> **TEXTO DE LEITURA**:
....

Naquela
tarde-noite de sábado, mesmo com a chegada da penumbra, ainda dava para ver nas
águas turvas do Açude Grande, as últimas cores do por do sol, caprichosamente espelhada
nos assentos dos bancos da Praça João Pessoa. Para quem gostava de gastar
pacientemente as poucas horas que ainda havia do crepúsculo, esperando a noite
chegar com a única sessão do Cine Éden, o cintilante sol nos acentos da Praça,
principalmente os que ficavam frente-a-frente com a fachada da principal sala
de exibição da cidade, percebia logo adiante na antessala do cinema, bem na entrada,
expostos aos olhos dos que queriam ver e dos que não; os estampados cartazes das
melhores películas que a programação do Éden podia oferecer para aquele mês: Viva
Django! Love Story, Os Canhões de Navarone eram os destaques e as estrelas
anunciadas.
Daciflay,
não era bem um personagem de um enredo ficcional. Era quase real mesmo! Embora
suas virtudes fossem surreais para a vida que ele levava. Ou seja, conduzia sem
diferenças uma vida de classe media bem sucedida para os padrões das famílias
sertanejas dos anos setenta. Eu pelo menos, dos filmes que assisti naquele que
foi o tradicional cinema de Cajazeiras, não lembro ter visto um personagem com
esse nome. A não ser o parecido George Mcfly da trilogia ‘De Volta Para o
Futuro’, dirigida por Robert Zemeckis. Falavam as línguas em sintonia com os
olhos bisbilhoteiros das cajazeiras daquele tempo, que o pai era um sucedido agropecuarista
e político em Saint Helen, no noroeste paraibano, fronteira com o Estado do
Ceará.
Carregando
naturalmente um trejeito que muito lembrava o comediante Jerry Lewis, Daciflay
não demonstrava apego a sua condição social, nem tampouco a alguma virtude que parecesse
ter. Pois entre todos que comungava da sua amizade, ser versátil, engenhoso e
articulista, erámos todos nós - confusos projetos de adolescentes com adultos, que parecia que não sair dessa fase
nunca. Por isso, tanto ele como todos os garotos de sua época, na pura
inocência da vida, achava que um desviozinho de conduta juvenil, não seria
motivos de punição perante as regras e os costumes das famílias da época. Sendo
assim, os atos que praticávamos, não passava de uma traquinagem um tanto quanto
inocente.

....

> **EXTRATO DE DADOS**:
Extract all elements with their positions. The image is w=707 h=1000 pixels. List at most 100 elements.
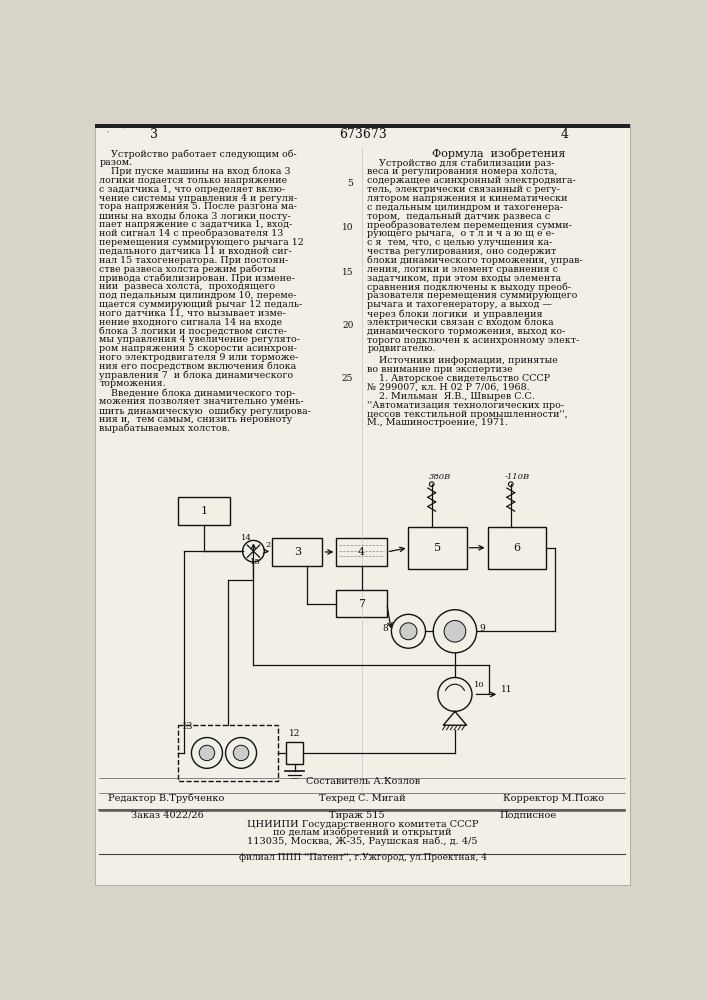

....

> **EXERCÍCIO PROPOSTO 1**:
Relacione os filmes que, segundo o texto de leitura, apareciam nos cartazes do Cine Éden como destaques da programação daquele mês.
> **EXERCÍCIO PROPOSTO 2**:
Prossiga o texto de leitura a partir do ponto em que ele para.

> **RESULTADO FINAL 1**:
Viva Django!
Love Story
Os Canhões de Navarone

> **RESULTADO FINAL 2**:
Se por
essa perdida razão, as artimanhas eram ou não um desvio de conduta, molecagens
de garotos em fase de amadurecimento ou algo que parecesse ser; para nós não
havia diferença nenhuma quando a tarefa que estava em jogo - à garantia certa da
entrada no cinema. E foi cegamente guiado por esse raciocínio; instruído nesse
caminho, que Daciflay nos envolveu numa arriscada missão. A de vender por vias
paralelas, de forma ilegítima, as entradas no Cine Teatro Éden. Esse momento eu
não esqueci, pois está sacrificado entre as lembranças que guardo em mim,
muitos delas vividas a partir das diversas sessões que vi nesse cinema.
O
principio de toda essa história, começou durante a convivência diária que todos
nós alunos do Colégio Comercial Monsenhor Constantino Vieira, tínhamos nos
intervalos das aulas. Depois de muitas conversas preliminares sobre essa perniciosa
tarefa, num desses espaços entre as aulas, Daciflay chegou para mim e Letto d’Drão
e nos contou com detalhes como seria a vendagem dos ingressos, bem como os
mesmos estavam sendo adquirindos. Segundo ele, as entradas seriam vendidas as
escondidas, em sigilo absoluto, para que ninguém ficasse sabendo dessa inclinação.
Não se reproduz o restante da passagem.